--- Begin SOURCE DATA ---

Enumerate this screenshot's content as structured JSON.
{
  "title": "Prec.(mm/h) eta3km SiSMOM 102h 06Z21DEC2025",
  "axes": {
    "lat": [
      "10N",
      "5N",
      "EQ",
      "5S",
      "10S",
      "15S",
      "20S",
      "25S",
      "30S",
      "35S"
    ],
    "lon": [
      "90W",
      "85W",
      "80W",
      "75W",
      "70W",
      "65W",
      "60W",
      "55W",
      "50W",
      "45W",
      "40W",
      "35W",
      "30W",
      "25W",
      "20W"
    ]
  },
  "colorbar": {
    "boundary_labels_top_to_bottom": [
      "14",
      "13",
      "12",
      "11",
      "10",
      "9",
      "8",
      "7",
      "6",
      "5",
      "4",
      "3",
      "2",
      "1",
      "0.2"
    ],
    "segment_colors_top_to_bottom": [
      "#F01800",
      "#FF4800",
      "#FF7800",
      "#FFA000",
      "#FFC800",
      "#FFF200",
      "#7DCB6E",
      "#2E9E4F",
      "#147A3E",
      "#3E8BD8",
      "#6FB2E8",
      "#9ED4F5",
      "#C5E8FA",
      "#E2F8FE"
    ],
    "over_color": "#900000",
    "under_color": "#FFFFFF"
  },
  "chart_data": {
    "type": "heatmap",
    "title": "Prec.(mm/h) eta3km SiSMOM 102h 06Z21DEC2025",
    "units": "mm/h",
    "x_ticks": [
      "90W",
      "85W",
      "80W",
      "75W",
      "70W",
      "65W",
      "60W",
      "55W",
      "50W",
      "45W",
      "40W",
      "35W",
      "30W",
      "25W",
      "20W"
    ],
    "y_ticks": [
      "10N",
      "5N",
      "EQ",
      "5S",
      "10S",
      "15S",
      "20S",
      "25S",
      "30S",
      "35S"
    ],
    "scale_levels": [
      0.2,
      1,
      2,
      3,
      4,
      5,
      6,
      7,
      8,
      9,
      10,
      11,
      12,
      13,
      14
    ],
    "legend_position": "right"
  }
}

--- End SOURCE DATA ---

Every record shown above must be echoed exactly.

SOLUTION FOR THIS TASK:
Enumerate this screenshot's content as structured JSON.
{
  "title": "Prec.(mm/h) eta3km SiSMOM 102h 06Z21DEC2025",
  "axes": {
    "lat": [
      "10N",
      "5N",
      "EQ",
      "5S",
      "10S",
      "15S",
      "20S",
      "25S",
      "30S",
      "35S"
    ],
    "lon": [
      "90W",
      "85W",
      "80W",
      "75W",
      "70W",
      "65W",
      "60W",
      "55W",
      "50W",
      "45W",
      "40W",
      "35W",
      "30W",
      "25W",
      "20W"
    ]
  },
  "colorbar": {
    "boundary_labels_top_to_bottom": [
      "14",
      "13",
      "12",
      "11",
      "10",
      "9",
      "8",
      "7",
      "6",
      "5",
      "4",
      "3",
      "2",
      "1",
      "0.2"
    ],
    "segment_colors_top_to_bottom": [
      "#F01800",
      "#FF4800",
      "#FF7800",
      "#FFA000",
      "#FFC800",
      "#FFF200",
      "#7DCB6E",
      "#2E9E4F",
      "#147A3E",
      "#3E8BD8",
      "#6FB2E8",
      "#9ED4F5",
      "#C5E8FA",
      "#E2F8FE"
    ],
    "over_color": "#900000",
    "under_color": "#FFFFFF"
  },
  "chart_data": {
    "type": "heatmap",
    "title": "Prec.(mm/h) eta3km SiSMOM 102h 06Z21DEC2025",
    "units": "mm/h",
    "x_ticks": [
      "90W",
      "85W",
      "80W",
      "75W",
      "70W",
      "65W",
      "60W",
      "55W",
      "50W",
      "45W",
      "40W",
      "35W",
      "30W",
      "25W",
      "20W"
    ],
    "y_ticks": [
      "10N",
      "5N",
      "EQ",
      "5S",
      "10S",
      "15S",
      "20S",
      "25S",
      "30S",
      "35S"
    ],
    "scale_levels": [
      0.2,
      1,
      2,
      3,
      4,
      5,
      6,
      7,
      8,
      9,
      10,
      11,
      12,
      13,
      14
    ],
    "legend_position": "right"
  }
}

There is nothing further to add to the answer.